Data listing:
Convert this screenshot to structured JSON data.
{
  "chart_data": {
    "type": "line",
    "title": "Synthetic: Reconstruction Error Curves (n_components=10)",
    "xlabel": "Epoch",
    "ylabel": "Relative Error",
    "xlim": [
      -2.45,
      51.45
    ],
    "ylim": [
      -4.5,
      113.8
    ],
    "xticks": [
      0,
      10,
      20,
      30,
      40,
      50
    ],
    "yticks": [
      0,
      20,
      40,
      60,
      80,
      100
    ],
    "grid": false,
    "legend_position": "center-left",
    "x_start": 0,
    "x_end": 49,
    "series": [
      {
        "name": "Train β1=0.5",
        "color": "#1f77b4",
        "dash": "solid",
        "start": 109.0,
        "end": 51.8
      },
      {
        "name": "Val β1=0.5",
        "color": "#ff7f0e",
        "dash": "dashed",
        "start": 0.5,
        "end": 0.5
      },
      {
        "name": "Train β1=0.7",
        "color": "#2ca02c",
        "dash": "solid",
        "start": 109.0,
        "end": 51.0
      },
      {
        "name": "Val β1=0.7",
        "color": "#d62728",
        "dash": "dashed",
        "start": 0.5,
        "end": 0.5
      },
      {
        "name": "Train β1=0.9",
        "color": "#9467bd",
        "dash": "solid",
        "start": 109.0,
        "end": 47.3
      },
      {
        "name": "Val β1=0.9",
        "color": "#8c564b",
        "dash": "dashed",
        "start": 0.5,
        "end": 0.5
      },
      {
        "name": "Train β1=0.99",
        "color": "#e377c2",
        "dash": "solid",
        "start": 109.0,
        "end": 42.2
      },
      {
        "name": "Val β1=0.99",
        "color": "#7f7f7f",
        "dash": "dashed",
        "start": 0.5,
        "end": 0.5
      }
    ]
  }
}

● Given instruction
In the entries above, identify every line with the string "color".

● Worked answer
        "color": "#1f77b4",
        "color": "#ff7f0e",
        "color": "#2ca02c",
        "color": "#d62728",
        "color": "#9467bd",
        "color": "#8c564b",
        "color": "#e377c2",
        "color": "#7f7f7f",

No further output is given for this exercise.